Entries supplied
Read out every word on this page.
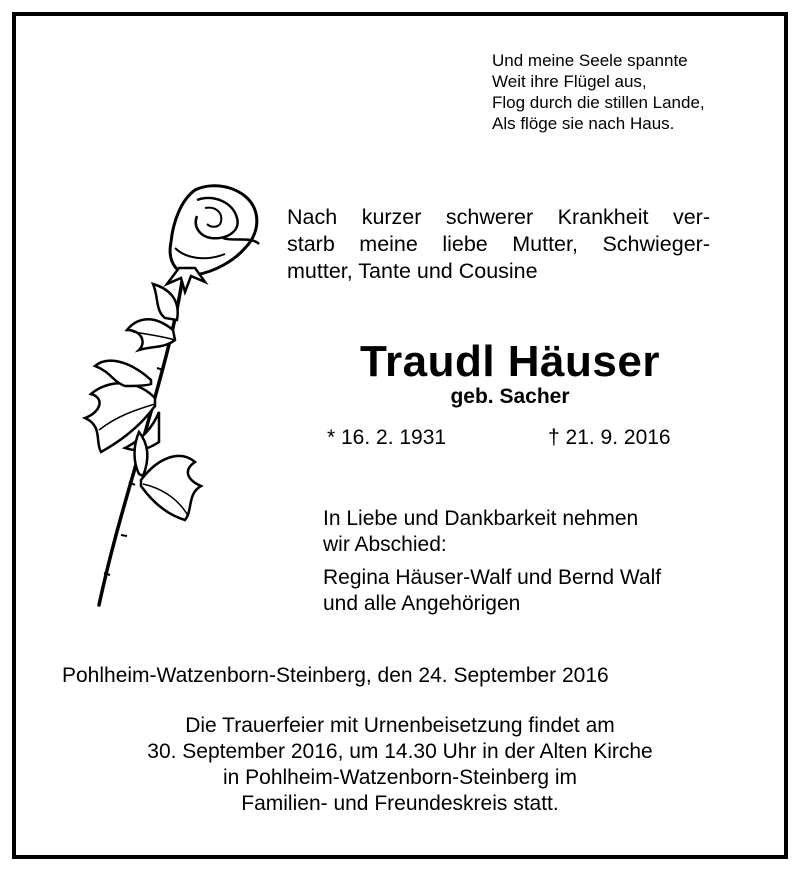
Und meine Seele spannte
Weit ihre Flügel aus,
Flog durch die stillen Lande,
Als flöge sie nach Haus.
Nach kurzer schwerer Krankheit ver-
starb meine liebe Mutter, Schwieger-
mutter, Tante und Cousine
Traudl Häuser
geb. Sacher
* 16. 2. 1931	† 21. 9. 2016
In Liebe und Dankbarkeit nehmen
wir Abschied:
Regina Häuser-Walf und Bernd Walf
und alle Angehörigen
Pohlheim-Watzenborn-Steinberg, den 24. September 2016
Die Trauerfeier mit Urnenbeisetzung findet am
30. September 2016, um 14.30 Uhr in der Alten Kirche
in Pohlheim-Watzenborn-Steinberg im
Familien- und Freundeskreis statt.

--

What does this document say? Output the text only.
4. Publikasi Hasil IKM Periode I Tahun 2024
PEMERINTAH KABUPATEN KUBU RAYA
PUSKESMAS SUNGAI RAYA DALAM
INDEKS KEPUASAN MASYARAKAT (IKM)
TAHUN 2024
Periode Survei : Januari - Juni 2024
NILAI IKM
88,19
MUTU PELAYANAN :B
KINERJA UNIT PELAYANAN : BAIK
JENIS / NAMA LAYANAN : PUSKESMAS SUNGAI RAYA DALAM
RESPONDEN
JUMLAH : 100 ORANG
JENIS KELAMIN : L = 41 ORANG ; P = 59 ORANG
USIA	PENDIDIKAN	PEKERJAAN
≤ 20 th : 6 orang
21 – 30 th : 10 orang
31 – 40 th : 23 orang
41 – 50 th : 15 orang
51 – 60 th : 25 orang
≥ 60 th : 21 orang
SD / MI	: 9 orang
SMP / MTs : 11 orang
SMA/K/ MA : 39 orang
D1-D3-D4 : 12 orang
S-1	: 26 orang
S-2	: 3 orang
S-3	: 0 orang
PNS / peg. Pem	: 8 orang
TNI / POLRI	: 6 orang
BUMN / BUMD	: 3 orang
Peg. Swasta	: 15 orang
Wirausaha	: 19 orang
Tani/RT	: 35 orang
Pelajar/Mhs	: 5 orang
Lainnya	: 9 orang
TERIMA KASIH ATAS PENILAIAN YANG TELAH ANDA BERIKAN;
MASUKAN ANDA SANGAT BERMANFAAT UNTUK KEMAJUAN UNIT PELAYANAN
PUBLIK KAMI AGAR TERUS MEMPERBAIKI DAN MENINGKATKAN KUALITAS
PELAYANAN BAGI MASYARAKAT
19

==

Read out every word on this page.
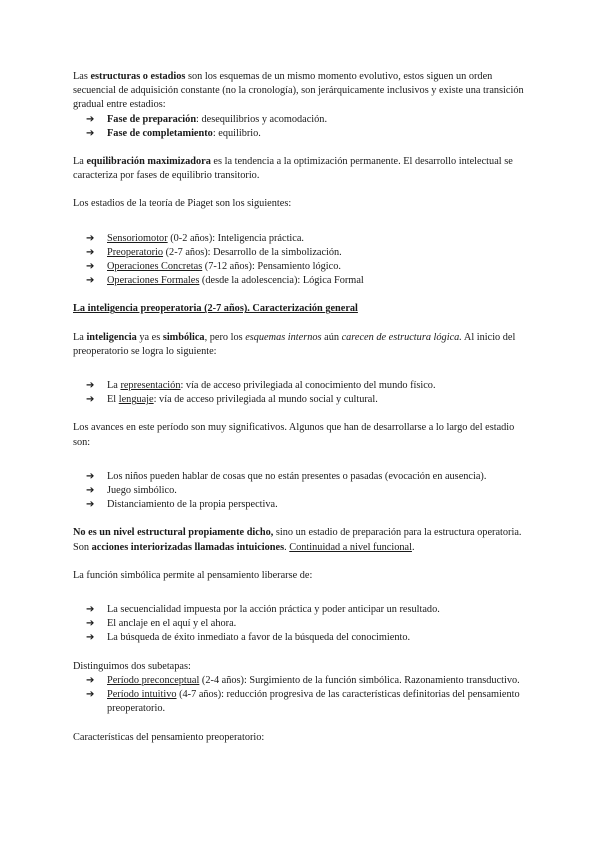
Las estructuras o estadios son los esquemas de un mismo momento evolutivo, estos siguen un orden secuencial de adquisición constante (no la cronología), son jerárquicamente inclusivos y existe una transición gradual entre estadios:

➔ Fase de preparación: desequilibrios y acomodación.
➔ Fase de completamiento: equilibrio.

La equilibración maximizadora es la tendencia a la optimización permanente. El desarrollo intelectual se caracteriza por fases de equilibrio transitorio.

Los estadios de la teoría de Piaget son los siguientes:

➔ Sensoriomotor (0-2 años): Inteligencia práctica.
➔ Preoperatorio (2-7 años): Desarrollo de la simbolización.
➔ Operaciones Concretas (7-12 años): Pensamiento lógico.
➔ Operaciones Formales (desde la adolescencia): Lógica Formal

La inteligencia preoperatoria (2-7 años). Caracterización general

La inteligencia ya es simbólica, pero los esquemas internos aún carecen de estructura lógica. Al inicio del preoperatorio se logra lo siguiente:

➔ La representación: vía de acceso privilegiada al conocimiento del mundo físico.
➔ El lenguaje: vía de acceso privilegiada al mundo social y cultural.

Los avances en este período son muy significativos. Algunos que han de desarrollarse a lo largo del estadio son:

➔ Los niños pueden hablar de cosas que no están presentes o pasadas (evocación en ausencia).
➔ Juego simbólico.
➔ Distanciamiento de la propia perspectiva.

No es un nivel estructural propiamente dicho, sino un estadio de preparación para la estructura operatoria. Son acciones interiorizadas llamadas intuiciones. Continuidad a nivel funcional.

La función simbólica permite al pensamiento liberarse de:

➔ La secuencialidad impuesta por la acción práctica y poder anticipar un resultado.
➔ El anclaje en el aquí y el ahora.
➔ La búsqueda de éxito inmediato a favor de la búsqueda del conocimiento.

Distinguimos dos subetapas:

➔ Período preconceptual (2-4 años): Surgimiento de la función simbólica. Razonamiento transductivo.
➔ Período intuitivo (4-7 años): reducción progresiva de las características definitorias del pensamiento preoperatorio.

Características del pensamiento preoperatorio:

What this task involves
List all lines from the entries that include the word "preparación".

Full answer
➔ Fase de preparación: desequilibrios y acomodación.
No es un nivel estructural propiamente dicho, sino un estadio de preparación para la estructura operatoria. Son acciones interiorizadas llamadas intuiciones. Continuidad a nivel funcional.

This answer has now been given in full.